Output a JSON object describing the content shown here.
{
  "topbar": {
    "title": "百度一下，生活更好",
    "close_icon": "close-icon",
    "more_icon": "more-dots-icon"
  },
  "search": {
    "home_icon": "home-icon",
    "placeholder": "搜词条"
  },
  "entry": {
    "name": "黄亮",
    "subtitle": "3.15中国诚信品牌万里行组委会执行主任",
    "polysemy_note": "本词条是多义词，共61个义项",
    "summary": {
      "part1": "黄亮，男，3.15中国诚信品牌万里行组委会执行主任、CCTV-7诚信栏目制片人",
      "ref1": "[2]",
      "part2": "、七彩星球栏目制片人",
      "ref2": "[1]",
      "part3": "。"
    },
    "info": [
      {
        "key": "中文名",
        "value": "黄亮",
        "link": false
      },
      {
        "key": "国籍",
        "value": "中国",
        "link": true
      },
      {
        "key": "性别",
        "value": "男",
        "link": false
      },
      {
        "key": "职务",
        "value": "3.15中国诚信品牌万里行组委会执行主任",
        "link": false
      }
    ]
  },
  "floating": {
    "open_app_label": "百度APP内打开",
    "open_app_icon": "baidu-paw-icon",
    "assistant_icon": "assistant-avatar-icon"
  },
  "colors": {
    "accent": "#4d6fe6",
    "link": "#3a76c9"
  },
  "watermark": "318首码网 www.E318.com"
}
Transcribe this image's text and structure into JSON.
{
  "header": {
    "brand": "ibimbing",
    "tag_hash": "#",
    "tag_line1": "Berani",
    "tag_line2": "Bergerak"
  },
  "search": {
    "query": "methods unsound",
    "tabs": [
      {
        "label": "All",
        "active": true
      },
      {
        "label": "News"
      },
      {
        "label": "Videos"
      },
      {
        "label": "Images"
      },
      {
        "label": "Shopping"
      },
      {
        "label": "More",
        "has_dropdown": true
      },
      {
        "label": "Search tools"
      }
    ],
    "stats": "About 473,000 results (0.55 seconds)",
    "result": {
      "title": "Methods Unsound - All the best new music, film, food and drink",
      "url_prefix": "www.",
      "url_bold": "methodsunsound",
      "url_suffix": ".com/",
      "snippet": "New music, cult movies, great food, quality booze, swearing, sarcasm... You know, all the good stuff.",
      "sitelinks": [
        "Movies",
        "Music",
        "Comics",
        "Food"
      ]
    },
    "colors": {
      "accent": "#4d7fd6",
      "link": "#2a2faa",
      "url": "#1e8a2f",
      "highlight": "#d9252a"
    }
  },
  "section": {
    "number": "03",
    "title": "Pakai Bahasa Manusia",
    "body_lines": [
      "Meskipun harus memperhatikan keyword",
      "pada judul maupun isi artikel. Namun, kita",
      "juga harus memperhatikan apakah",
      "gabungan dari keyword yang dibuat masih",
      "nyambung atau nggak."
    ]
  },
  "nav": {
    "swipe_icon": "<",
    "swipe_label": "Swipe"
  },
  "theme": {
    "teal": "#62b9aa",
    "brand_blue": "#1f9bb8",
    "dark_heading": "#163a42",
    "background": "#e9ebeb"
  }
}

········

What to work on
Reproduce the data in full, exactly as presented.

Exercise output
Output a JSON object describing the content shown here.
{
  "topbar": {
    "title": "百度一下，生活更好",
    "close_icon": "close-icon",
    "more_icon": "more-dots-icon"
  },
  "search": {
    "home_icon": "home-icon",
    "placeholder": "搜词条"
  },
  "entry": {
    "name": "黄亮",
    "subtitle": "3.15中国诚信品牌万里行组委会执行主任",
    "polysemy_note": "本词条是多义词，共61个义项",
    "summary": {
      "part1": "黄亮，男，3.15中国诚信品牌万里行组委会执行主任、CCTV-7诚信栏目制片人",
      "ref1": "[2]",
      "part2": "、七彩星球栏目制片人",
      "ref2": "[1]",
      "part3": "。"
    },
    "info": [
      {
        "key": "中文名",
        "value": "黄亮",
        "link": false
      },
      {
        "key": "国籍",
        "value": "中国",
        "link": true
      },
      {
        "key": "性别",
        "value": "男",
        "link": false
      },
      {
        "key": "职务",
        "value": "3.15中国诚信品牌万里行组委会执行主任",
        "link": false
      }
    ]
  },
  "floating": {
    "open_app_label": "百度APP内打开",
    "open_app_icon": "baidu-paw-icon",
    "assistant_icon": "assistant-avatar-icon"
  },
  "colors": {
    "accent": "#4d6fe6",
    "link": "#3a76c9"
  },
  "watermark": "318首码网 www.E318.com"
}
Transcribe this image's text and structure into JSON.
{
  "header": {
    "brand": "ibimbing",
    "tag_hash": "#",
    "tag_line1": "Berani",
    "tag_line2": "Bergerak"
  },
  "search": {
    "query": "methods unsound",
    "tabs": [
      {
        "label": "All",
        "active": true
      },
      {
        "label": "News"
      },
      {
        "label": "Videos"
      },
      {
        "label": "Images"
      },
      {
        "label": "Shopping"
      },
      {
        "label": "More",
        "has_dropdown": true
      },
      {
        "label": "Search tools"
      }
    ],
    "stats": "About 473,000 results (0.55 seconds)",
    "result": {
      "title": "Methods Unsound - All the best new music, film, food and drink",
      "url_prefix": "www.",
      "url_bold": "methodsunsound",
      "url_suffix": ".com/",
      "snippet": "New music, cult movies, great food, quality booze, swearing, sarcasm... You know, all the good stuff.",
      "sitelinks": [
        "Movies",
        "Music",
        "Comics",
        "Food"
      ]
    },
    "colors": {
      "accent": "#4d7fd6",
      "link": "#2a2faa",
      "url": "#1e8a2f",
      "highlight": "#d9252a"
    }
  },
  "section": {
    "number": "03",
    "title": "Pakai Bahasa Manusia",
    "body_lines": [
      "Meskipun harus memperhatikan keyword",
      "pada judul maupun isi artikel. Namun, kita",
      "juga harus memperhatikan apakah",
      "gabungan dari keyword yang dibuat masih",
      "nyambung atau nggak."
    ]
  },
  "nav": {
    "swipe_icon": "<",
    "swipe_label": "Swipe"
  },
  "theme": {
    "teal": "#62b9aa",
    "brand_blue": "#1f9bb8",
    "dark_heading": "#163a42",
    "background": "#e9ebeb"
  }
}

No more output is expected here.